::: STORED ROWS :::
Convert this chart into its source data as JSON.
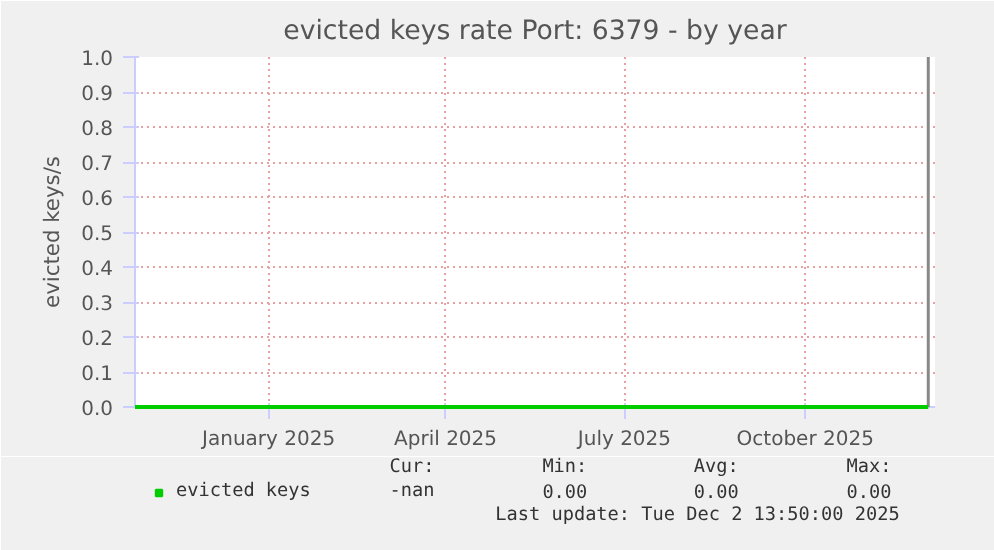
{
  "chart_data": {
    "type": "line",
    "title": "evicted keys rate Port: 6379 - by year",
    "ylabel": "evicted keys/s",
    "x": [
      "2024-10-25",
      "2025-12-02T13:50"
    ],
    "series": [
      {
        "name": "evicted keys",
        "color": "#00cc00",
        "values": [
          0,
          0
        ]
      }
    ],
    "xlim": [
      "2024-10-25",
      "2025-12-06"
    ],
    "xticks": [
      {
        "value": "2025-01-01",
        "label": "January 2025"
      },
      {
        "value": "2025-04-01",
        "label": "April 2025"
      },
      {
        "value": "2025-07-01",
        "label": "July 2025"
      },
      {
        "value": "2025-10-01",
        "label": "October 2025"
      }
    ],
    "ylim": [
      0,
      1
    ],
    "yticks": [
      {
        "value": 0,
        "label": "0.0"
      },
      {
        "value": 0.1,
        "label": "0.1"
      },
      {
        "value": 0.2,
        "label": "0.2"
      },
      {
        "value": 0.3,
        "label": "0.3"
      },
      {
        "value": 0.4,
        "label": "0.4"
      },
      {
        "value": 0.5,
        "label": "0.5"
      },
      {
        "value": 0.6,
        "label": "0.6"
      },
      {
        "value": 0.7,
        "label": "0.7"
      },
      {
        "value": 0.8,
        "label": "0.8"
      },
      {
        "value": 0.9,
        "label": "0.9"
      },
      {
        "value": 1,
        "label": "1.0"
      }
    ],
    "ref_lines": [
      {
        "axis": "x",
        "value": "2025-12-02T13:50",
        "label": null,
        "color": "#888888"
      }
    ],
    "grid": true,
    "legend": "bottom",
    "marker": "none",
    "line_style": "solid",
    "annotations": [
      "Cur:",
      "Min:",
      "Avg:",
      "Max:",
      "-nan",
      "0.00",
      "0.00",
      "0.00",
      "Last update: Tue Dec  2 13:50:00 2025"
    ]
  }
}
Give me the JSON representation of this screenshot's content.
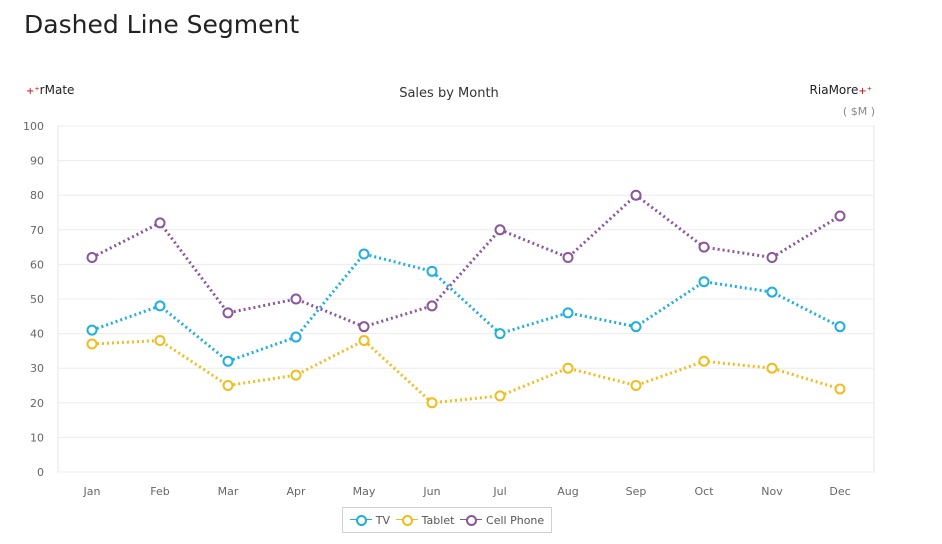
{
  "page_title": "Dashed Line Segment",
  "brand_left": "rMate",
  "brand_right": "RiaMore",
  "unit_label": "( $M )",
  "chart_data": {
    "type": "line",
    "title": "Sales by Month",
    "categories": [
      "Jan",
      "Feb",
      "Mar",
      "Apr",
      "May",
      "Jun",
      "Jul",
      "Aug",
      "Sep",
      "Oct",
      "Nov",
      "Dec"
    ],
    "ylim": [
      0,
      100
    ],
    "yticks": [
      0,
      10,
      20,
      30,
      40,
      50,
      60,
      70,
      80,
      90,
      100
    ],
    "grid": true,
    "line_style": "dotted",
    "legend_position": "bottom",
    "series": [
      {
        "name": "TV",
        "color": "#1eaee0",
        "values": [
          41,
          48,
          32,
          39,
          63,
          58,
          40,
          46,
          42,
          55,
          52,
          42
        ]
      },
      {
        "name": "Tablet",
        "color": "#f2bc1b",
        "values": [
          37,
          38,
          25,
          28,
          38,
          20,
          22,
          30,
          25,
          32,
          30,
          24
        ]
      },
      {
        "name": "Cell Phone",
        "color": "#8b559c",
        "values": [
          62,
          72,
          46,
          50,
          42,
          48,
          70,
          62,
          80,
          65,
          62,
          74
        ]
      }
    ]
  }
}
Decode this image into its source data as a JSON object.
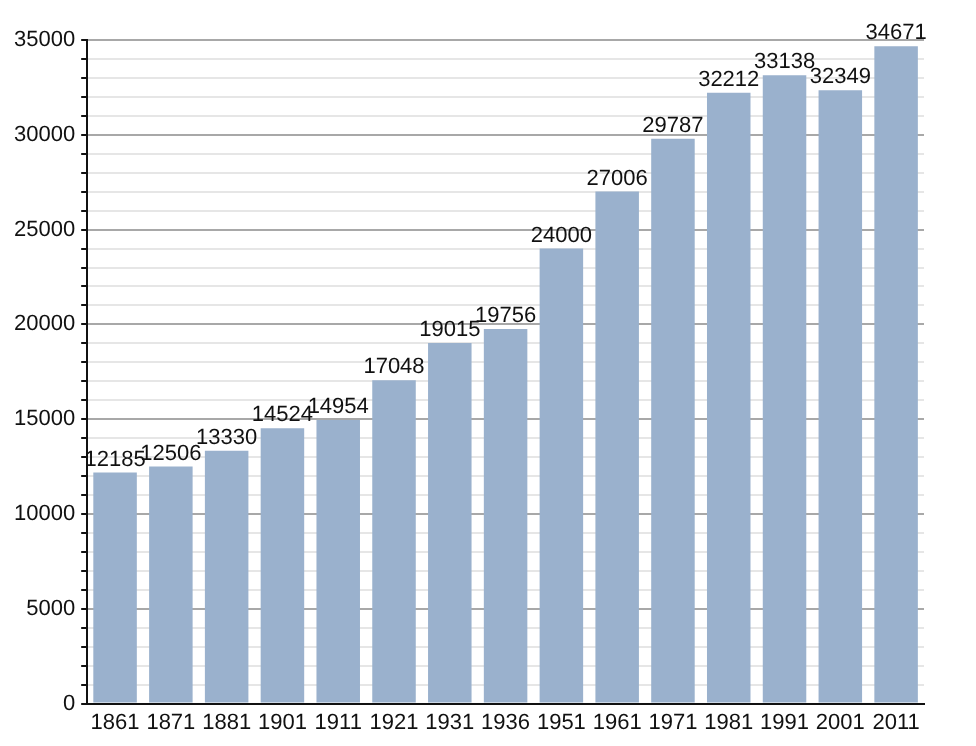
{
  "chart_data": {
    "type": "bar",
    "categories": [
      "1861",
      "1871",
      "1881",
      "1901",
      "1911",
      "1921",
      "1931",
      "1936",
      "1951",
      "1961",
      "1971",
      "1981",
      "1991",
      "2001",
      "2011"
    ],
    "values": [
      12185,
      12506,
      13330,
      14524,
      14954,
      17048,
      19015,
      19756,
      24000,
      27006,
      29787,
      32212,
      33138,
      32349,
      34671
    ],
    "color": "#9ab1cd",
    "data_labels": true,
    "grid": "y",
    "legend": false,
    "ylim": [
      0,
      35000
    ],
    "yticks": [
      0,
      {
        "value": 1000,
        "label": null
      },
      {
        "value": 2000,
        "label": null
      },
      {
        "value": 3000,
        "label": null
      },
      {
        "value": 4000,
        "label": null
      },
      5000,
      {
        "value": 6000,
        "label": null
      },
      {
        "value": 7000,
        "label": null
      },
      {
        "value": 8000,
        "label": null
      },
      {
        "value": 9000,
        "label": null
      },
      10000,
      {
        "value": 11000,
        "label": null
      },
      {
        "value": 12000,
        "label": null
      },
      {
        "value": 13000,
        "label": null
      },
      {
        "value": 14000,
        "label": null
      },
      15000,
      {
        "value": 16000,
        "label": null
      },
      {
        "value": 17000,
        "label": null
      },
      {
        "value": 18000,
        "label": null
      },
      {
        "value": 19000,
        "label": null
      },
      20000,
      {
        "value": 21000,
        "label": null
      },
      {
        "value": 22000,
        "label": null
      },
      {
        "value": 23000,
        "label": null
      },
      {
        "value": 24000,
        "label": null
      },
      25000,
      {
        "value": 26000,
        "label": null
      },
      {
        "value": 27000,
        "label": null
      },
      {
        "value": 28000,
        "label": null
      },
      {
        "value": 29000,
        "label": null
      },
      30000,
      {
        "value": 31000,
        "label": null
      },
      {
        "value": 32000,
        "label": null
      },
      {
        "value": 33000,
        "label": null
      },
      {
        "value": 34000,
        "label": null
      },
      35000
    ]
  }
}
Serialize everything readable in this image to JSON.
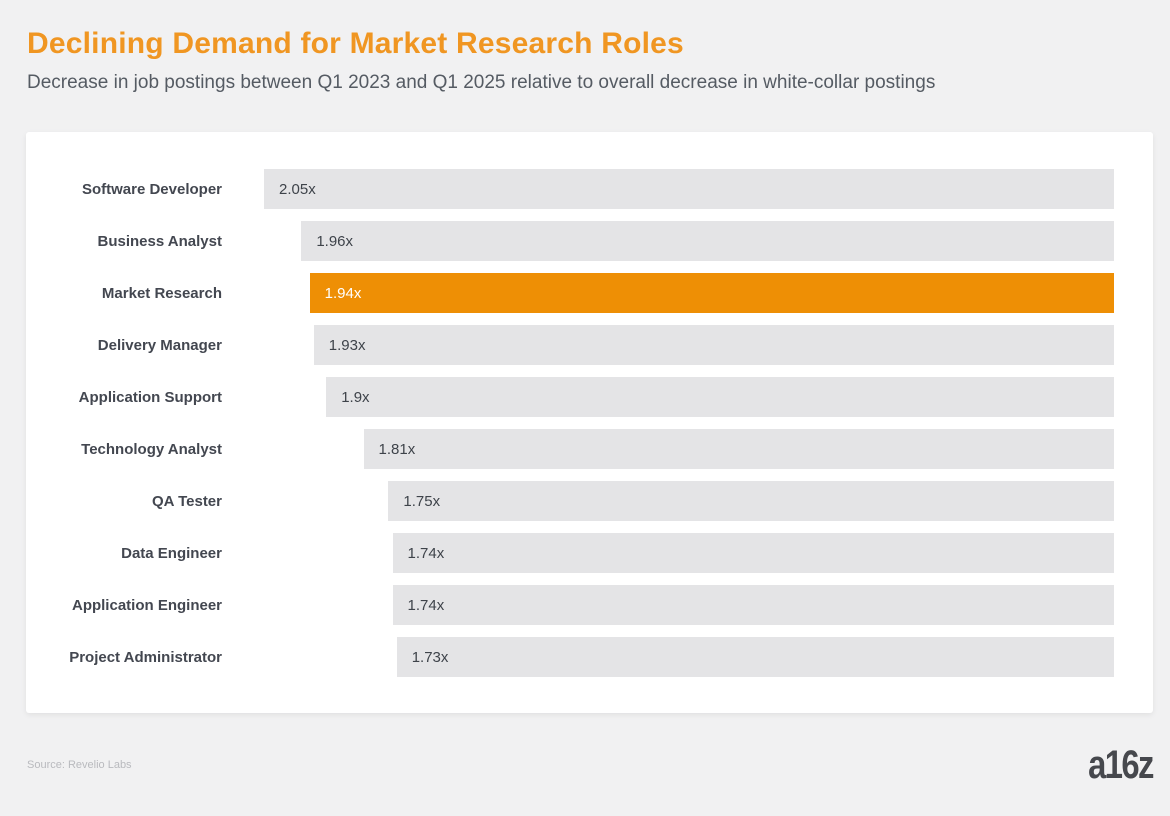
{
  "page": {
    "title": "Declining Demand for Market Research Roles",
    "subtitle": "Decrease in job postings between Q1 2023 and Q1 2025 relative to overall decrease in white-collar postings",
    "source": "Source: Revelio Labs",
    "logo": "a16z"
  },
  "colors": {
    "title": "#F09622",
    "subtitle_text": "#555B63",
    "page_bg": "#F1F1F2",
    "card_bg": "#FFFFFF",
    "bar_default": "#E4E4E6",
    "bar_highlight": "#EE8F05",
    "label_text": "#434750",
    "value_text": "#3E434A",
    "value_text_highlight": "#FFFFFF",
    "source_text": "#B9BABE",
    "logo_text": "#46484D"
  },
  "chart_data": {
    "type": "bar",
    "orientation": "horizontal-right-aligned",
    "title": "Declining Demand for Market Research Roles",
    "subtitle": "Decrease in job postings between Q1 2023 and Q1 2025 relative to overall decrease in white-collar postings",
    "categories": [
      "Software Developer",
      "Business Analyst",
      "Market Research",
      "Delivery Manager",
      "Application Support",
      "Technology Analyst",
      "QA Tester",
      "Data Engineer",
      "Application Engineer",
      "Project Administrator"
    ],
    "values": [
      2.05,
      1.96,
      1.94,
      1.93,
      1.9,
      1.81,
      1.75,
      1.74,
      1.74,
      1.73
    ],
    "value_labels": [
      "2.05x",
      "1.96x",
      "1.94x",
      "1.93x",
      "1.9x",
      "1.81x",
      "1.75x",
      "1.74x",
      "1.74x",
      "1.73x"
    ],
    "highlight_index": 2,
    "highlight_category": "Market Research",
    "xlim": [
      0,
      2.05
    ],
    "grid": false,
    "legend": false,
    "source": "Revelio Labs"
  }
}
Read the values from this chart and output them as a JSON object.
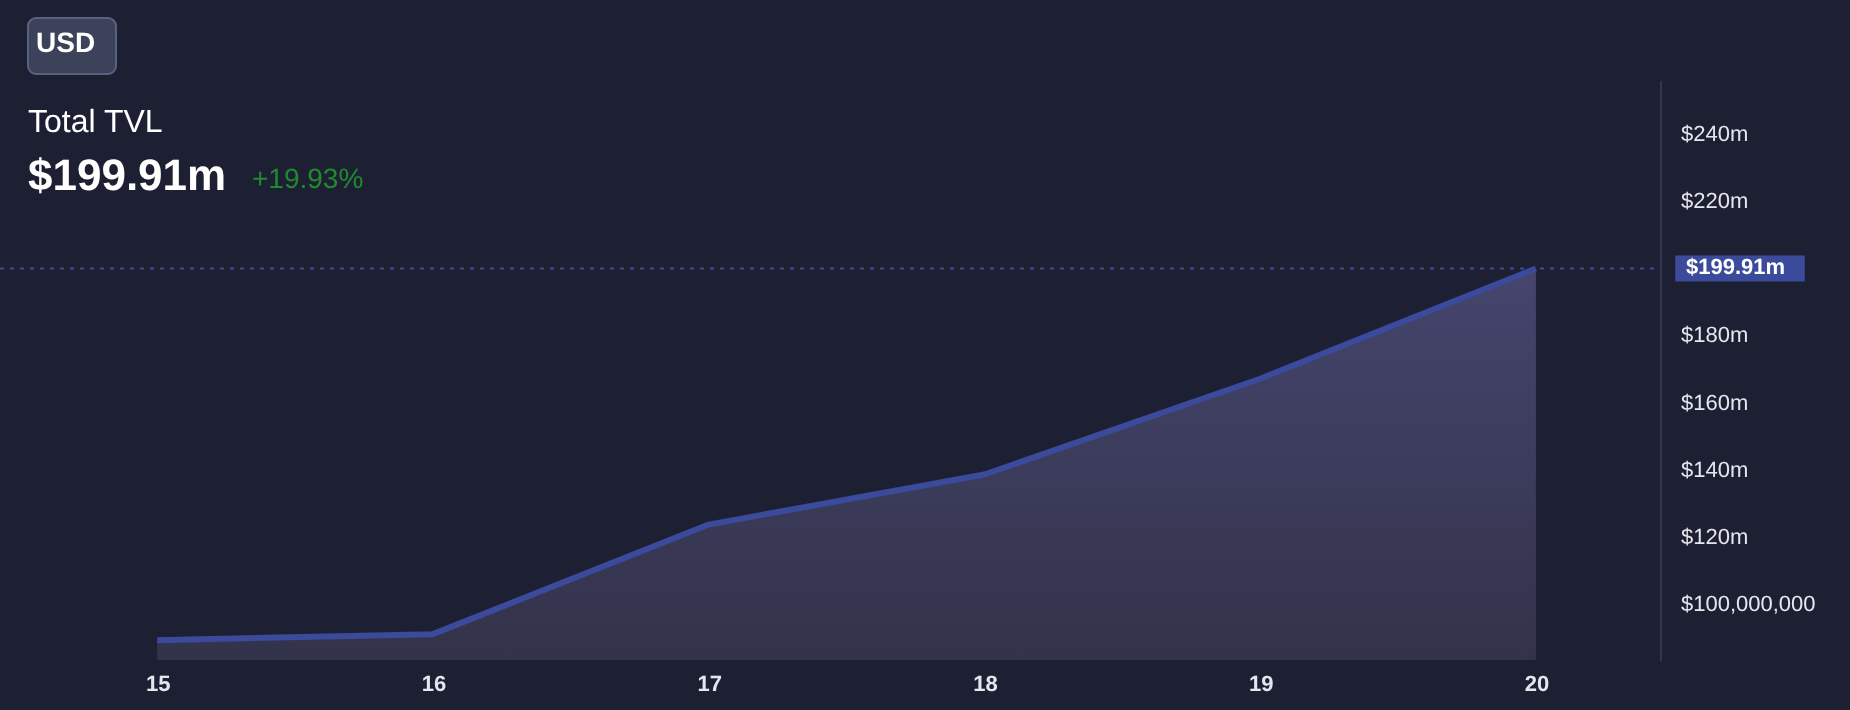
{
  "chart_data": {
    "type": "area",
    "title": "Total TVL",
    "subtitle": "$199.91m",
    "annotations": [
      "USD",
      "+19.93%"
    ],
    "x": [
      15,
      16,
      17,
      18,
      19,
      20
    ],
    "series": [
      {
        "color": "#3b4a9a",
        "values": [
          89300000,
          91100000,
          123700000,
          138600000,
          167100000,
          199910000
        ]
      }
    ],
    "xlim": [
      14.43,
      20.45
    ],
    "xticks": [
      15,
      16,
      17,
      18,
      19,
      20
    ],
    "ylim": [
      83400000,
      256000000
    ],
    "yticks": [
      {
        "value": 100000000,
        "label": "$100,000,000"
      },
      {
        "value": 120000000,
        "label": "$120m"
      },
      {
        "value": 140000000,
        "label": "$140m"
      },
      {
        "value": 160000000,
        "label": "$160m"
      },
      {
        "value": 180000000,
        "label": "$180m"
      },
      {
        "value": 220000000,
        "label": "$220m"
      },
      {
        "value": 240000000,
        "label": "$240m"
      }
    ],
    "ref_lines": [
      {
        "axis": "y",
        "value": 199910000,
        "label": "$199.91m",
        "color": "#3b4a9a",
        "line_style": "dotted"
      }
    ],
    "grid": false
  }
}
:::
PROMPT: Identify and copy lines that hold the string "Research".

WRITTEN REPLY:
    "title": "Declining Demand for Market Research Roles",
    "title": "Declining Demand for Market Research Roles",
      "Market Research",
    "highlight_category": "Market Research",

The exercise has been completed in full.